_DATASET_
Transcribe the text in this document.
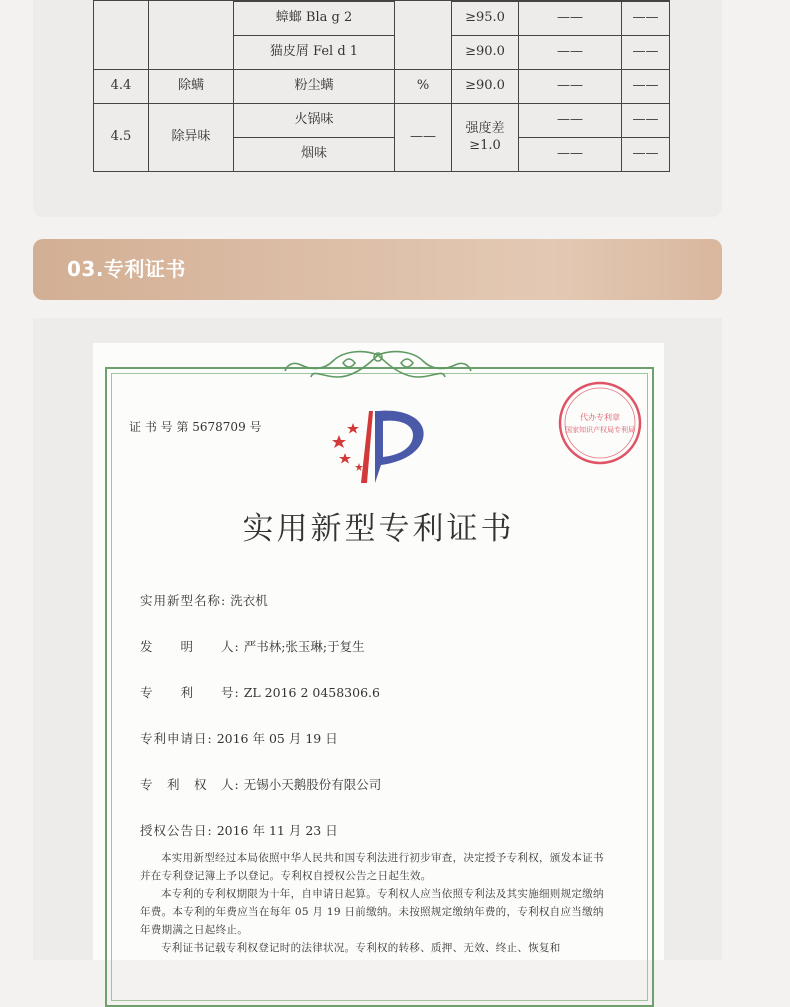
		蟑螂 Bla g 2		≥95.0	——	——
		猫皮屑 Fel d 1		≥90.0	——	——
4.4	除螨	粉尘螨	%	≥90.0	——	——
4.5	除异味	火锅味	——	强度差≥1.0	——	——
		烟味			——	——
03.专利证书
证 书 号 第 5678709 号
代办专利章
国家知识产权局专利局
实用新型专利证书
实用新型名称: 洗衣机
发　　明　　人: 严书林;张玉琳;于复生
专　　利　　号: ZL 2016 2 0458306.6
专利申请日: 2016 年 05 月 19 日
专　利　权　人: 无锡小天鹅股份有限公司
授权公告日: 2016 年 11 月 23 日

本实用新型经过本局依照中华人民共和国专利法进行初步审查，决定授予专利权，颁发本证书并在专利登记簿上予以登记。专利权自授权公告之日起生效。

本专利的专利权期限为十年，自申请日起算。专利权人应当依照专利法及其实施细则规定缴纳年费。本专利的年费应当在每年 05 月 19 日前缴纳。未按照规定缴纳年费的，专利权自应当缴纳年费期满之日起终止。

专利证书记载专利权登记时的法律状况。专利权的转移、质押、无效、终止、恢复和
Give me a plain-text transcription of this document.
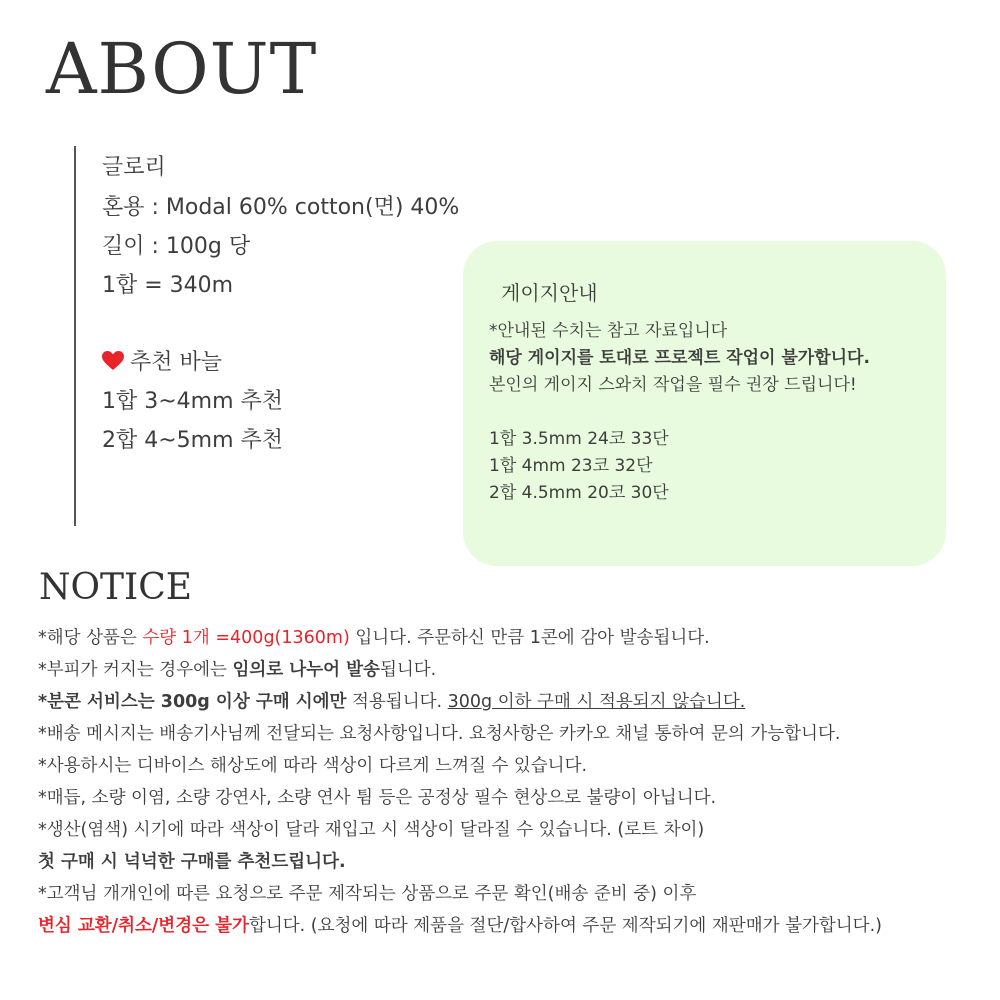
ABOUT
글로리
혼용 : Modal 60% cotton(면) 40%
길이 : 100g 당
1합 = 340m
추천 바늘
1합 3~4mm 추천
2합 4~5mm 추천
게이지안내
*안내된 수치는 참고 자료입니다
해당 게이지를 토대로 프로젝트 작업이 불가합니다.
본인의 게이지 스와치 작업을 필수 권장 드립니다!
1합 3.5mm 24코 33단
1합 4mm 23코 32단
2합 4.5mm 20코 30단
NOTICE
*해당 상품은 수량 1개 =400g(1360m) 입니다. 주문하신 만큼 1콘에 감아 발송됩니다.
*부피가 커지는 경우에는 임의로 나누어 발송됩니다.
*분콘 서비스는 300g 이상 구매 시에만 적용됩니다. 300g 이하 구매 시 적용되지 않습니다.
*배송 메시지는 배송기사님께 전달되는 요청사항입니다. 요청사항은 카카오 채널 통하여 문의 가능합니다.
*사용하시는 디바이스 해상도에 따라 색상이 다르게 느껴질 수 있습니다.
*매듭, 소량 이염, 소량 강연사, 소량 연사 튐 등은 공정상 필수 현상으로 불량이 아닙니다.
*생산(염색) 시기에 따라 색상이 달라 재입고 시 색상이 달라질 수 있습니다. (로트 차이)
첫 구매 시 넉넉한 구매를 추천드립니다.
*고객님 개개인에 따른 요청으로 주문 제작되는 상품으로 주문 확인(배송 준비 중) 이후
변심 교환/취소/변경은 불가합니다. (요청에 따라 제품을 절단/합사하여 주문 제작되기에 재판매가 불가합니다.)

==

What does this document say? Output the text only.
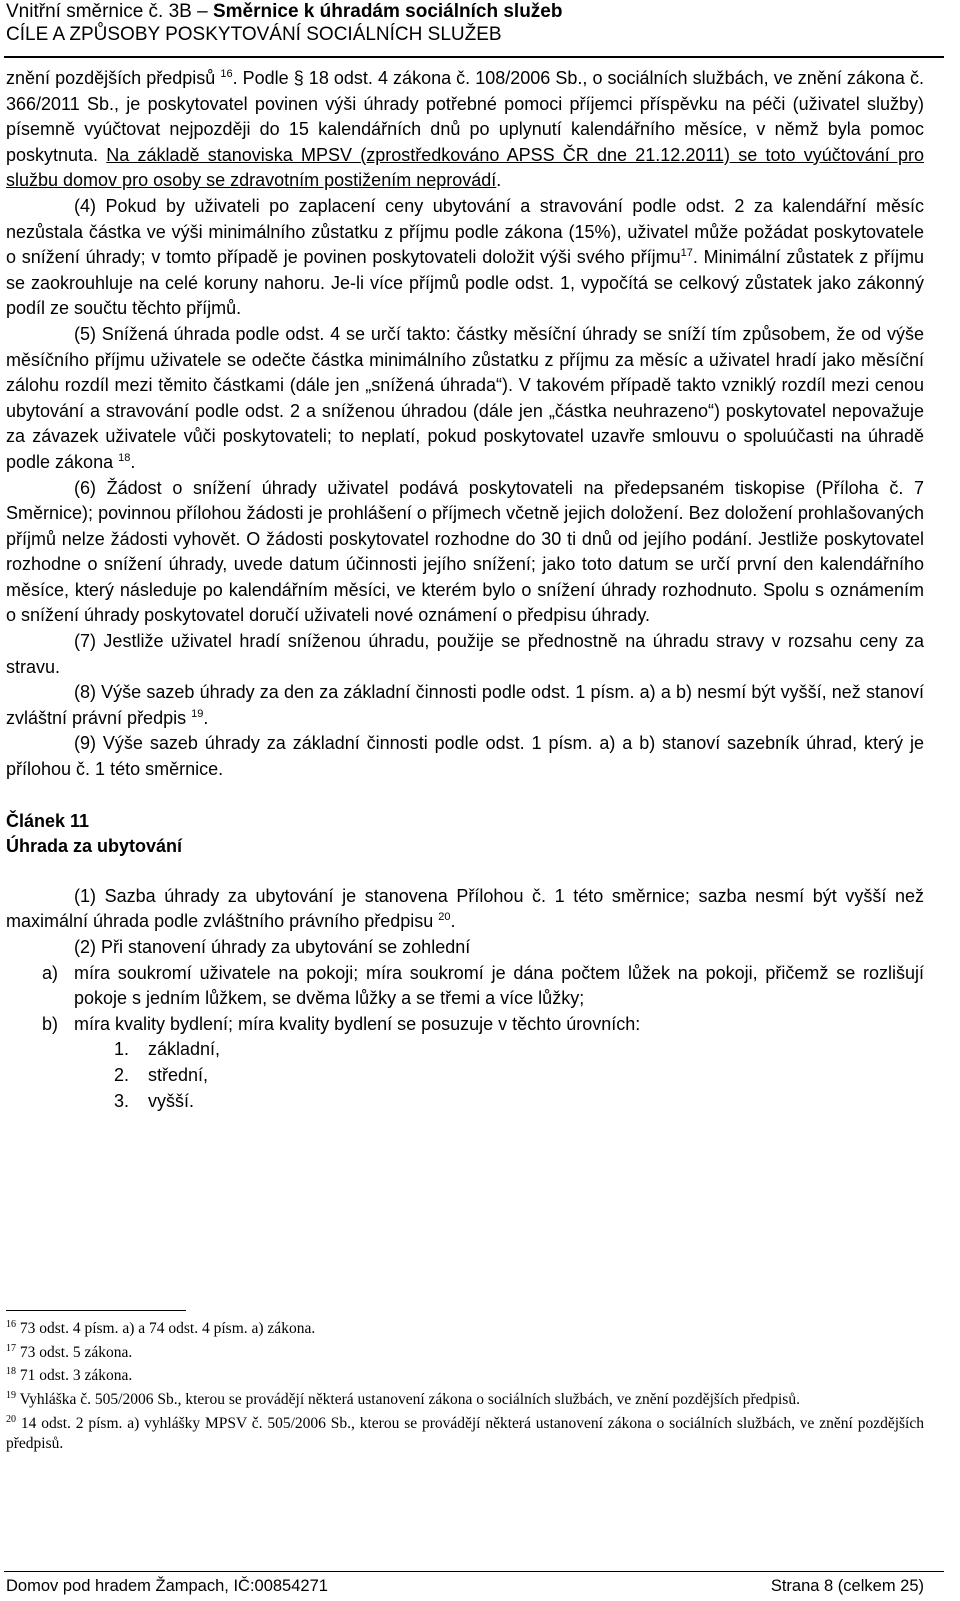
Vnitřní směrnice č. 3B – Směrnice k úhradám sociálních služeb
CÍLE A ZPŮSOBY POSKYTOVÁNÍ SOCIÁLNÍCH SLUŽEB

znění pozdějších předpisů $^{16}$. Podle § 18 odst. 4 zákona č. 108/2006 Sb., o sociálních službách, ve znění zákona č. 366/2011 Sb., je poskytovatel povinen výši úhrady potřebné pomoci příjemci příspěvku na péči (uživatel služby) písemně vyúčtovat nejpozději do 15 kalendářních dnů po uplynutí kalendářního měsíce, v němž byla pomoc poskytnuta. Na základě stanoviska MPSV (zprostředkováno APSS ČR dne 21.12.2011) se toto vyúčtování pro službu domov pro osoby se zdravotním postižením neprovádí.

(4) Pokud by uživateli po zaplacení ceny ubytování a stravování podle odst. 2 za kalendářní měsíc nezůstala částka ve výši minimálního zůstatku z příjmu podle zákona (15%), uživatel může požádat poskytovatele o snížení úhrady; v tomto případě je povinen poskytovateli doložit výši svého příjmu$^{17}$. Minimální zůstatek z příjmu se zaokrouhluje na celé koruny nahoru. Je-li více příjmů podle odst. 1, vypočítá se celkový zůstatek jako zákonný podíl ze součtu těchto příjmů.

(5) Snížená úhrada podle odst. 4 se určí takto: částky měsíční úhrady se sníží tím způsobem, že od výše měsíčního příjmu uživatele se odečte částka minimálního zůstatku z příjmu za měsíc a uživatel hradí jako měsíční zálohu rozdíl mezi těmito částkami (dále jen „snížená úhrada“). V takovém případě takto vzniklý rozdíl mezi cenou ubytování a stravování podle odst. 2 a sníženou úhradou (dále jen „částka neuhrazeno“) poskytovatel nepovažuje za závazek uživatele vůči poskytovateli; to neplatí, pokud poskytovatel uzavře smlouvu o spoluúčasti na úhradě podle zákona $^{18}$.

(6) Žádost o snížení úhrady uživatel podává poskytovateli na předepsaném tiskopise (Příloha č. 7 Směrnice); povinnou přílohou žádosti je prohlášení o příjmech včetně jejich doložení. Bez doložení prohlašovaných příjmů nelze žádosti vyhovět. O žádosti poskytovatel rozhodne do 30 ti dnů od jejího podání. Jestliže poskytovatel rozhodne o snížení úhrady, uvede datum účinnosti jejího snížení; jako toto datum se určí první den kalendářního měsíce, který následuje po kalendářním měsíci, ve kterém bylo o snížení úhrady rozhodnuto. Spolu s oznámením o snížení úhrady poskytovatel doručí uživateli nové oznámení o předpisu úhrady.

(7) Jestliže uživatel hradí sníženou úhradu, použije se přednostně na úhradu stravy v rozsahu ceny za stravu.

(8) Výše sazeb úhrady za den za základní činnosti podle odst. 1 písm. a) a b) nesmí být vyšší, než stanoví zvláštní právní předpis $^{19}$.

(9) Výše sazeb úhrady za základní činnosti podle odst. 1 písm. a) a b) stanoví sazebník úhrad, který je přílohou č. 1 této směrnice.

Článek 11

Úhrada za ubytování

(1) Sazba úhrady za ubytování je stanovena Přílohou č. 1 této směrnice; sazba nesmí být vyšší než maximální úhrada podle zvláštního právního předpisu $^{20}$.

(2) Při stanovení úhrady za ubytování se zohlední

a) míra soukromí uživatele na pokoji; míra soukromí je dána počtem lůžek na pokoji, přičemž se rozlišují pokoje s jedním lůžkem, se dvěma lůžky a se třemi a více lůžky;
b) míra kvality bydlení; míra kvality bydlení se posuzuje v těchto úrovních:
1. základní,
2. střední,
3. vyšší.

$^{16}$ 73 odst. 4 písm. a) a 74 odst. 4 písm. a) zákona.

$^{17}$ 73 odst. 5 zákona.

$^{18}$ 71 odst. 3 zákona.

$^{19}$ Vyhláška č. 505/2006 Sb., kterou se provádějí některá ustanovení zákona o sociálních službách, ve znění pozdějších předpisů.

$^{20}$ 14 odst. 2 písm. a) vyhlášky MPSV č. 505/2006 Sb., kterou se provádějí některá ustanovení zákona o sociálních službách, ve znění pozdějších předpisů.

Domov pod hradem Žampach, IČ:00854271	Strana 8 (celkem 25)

---

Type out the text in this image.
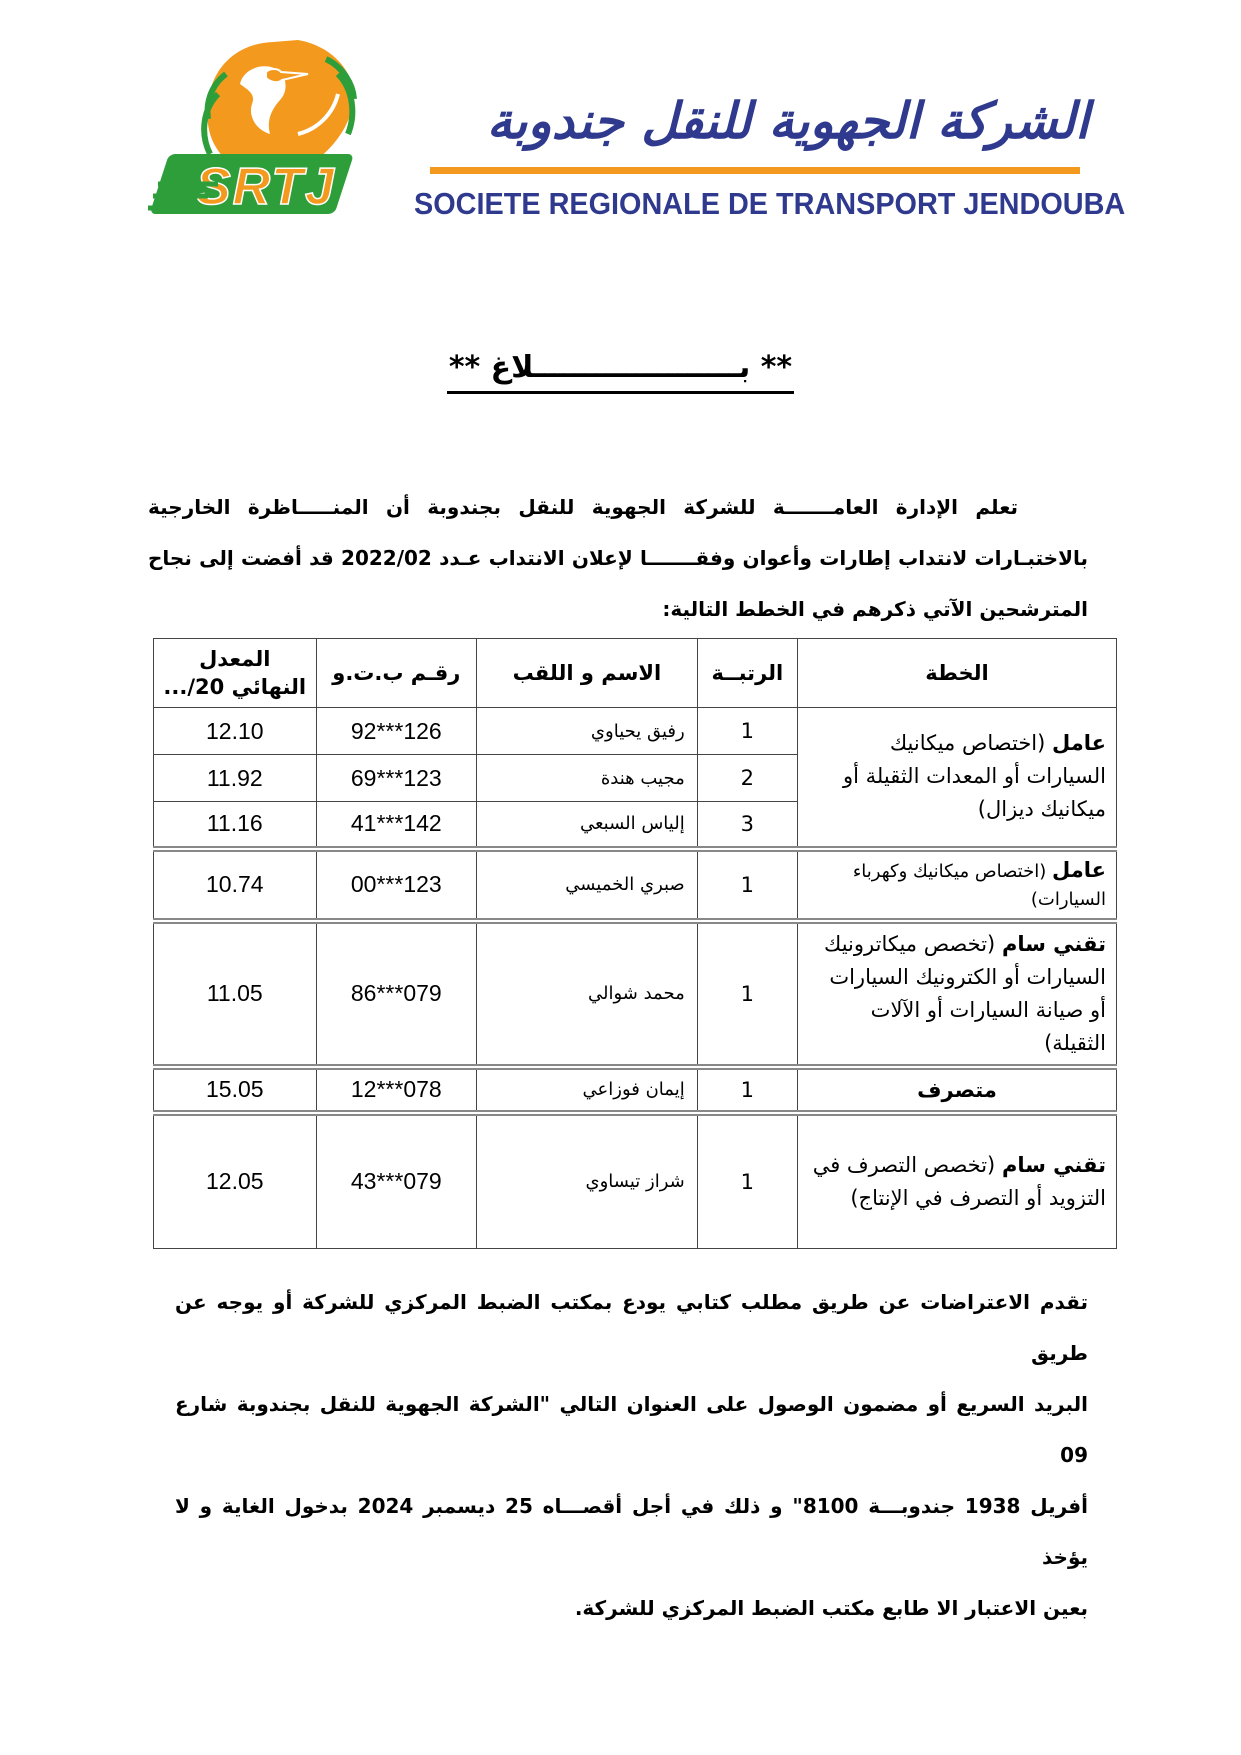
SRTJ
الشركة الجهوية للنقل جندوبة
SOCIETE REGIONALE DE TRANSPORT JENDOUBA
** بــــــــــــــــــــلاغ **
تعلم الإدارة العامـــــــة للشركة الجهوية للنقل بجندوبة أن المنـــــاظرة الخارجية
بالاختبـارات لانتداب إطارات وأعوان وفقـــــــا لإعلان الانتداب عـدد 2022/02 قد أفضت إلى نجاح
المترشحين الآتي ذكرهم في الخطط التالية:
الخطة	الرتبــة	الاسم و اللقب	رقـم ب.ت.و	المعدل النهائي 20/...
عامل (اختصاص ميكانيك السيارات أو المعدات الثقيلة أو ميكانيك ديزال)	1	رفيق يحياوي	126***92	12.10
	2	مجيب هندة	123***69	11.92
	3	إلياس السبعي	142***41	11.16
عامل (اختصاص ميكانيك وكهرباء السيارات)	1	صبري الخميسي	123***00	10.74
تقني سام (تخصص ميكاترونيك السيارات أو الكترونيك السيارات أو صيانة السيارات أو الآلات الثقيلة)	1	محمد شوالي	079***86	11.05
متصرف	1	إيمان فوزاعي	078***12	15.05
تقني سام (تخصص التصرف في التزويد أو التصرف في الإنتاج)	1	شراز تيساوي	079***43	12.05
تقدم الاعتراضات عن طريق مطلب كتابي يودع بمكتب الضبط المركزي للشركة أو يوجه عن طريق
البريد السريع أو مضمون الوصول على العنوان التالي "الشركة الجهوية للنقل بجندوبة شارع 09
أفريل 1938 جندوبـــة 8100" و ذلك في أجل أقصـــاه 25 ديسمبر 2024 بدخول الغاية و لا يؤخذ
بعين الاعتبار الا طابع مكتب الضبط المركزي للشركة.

_WHAT YOU NEED TO DO_
Select every line where the word "povinen" occurs.

_SOLVED EXERCISE_
znění pozdějších předpisů $^{16}$. Podle § 18 odst. 4 zákona č. 108/2006 Sb., o sociálních službách, ve znění zákona č. 366/2011 Sb., je poskytovatel povinen výši úhrady potřebné pomoci příjemci příspěvku na péči (uživatel služby) písemně vyúčtovat nejpozději do 15 kalendářních dnů po uplynutí kalendářního měsíce, v němž byla pomoc poskytnuta. Na základě stanoviska MPSV (zprostředkováno APSS ČR dne 21.12.2011) se toto vyúčtování pro službu domov pro osoby se zdravotním postižením neprovádí.
(4) Pokud by uživateli po zaplacení ceny ubytování a stravování podle odst. 2 za kalendářní měsíc nezůstala částka ve výši minimálního zůstatku z příjmu podle zákona (15%), uživatel může požádat poskytovatele o snížení úhrady; v tomto případě je povinen poskytovateli doložit výši svého příjmu$^{17}$. Minimální zůstatek z příjmu se zaokrouhluje na celé koruny nahoru. Je-li více příjmů podle odst. 1, vypočítá se celkový zůstatek jako zákonný podíl ze součtu těchto příjmů.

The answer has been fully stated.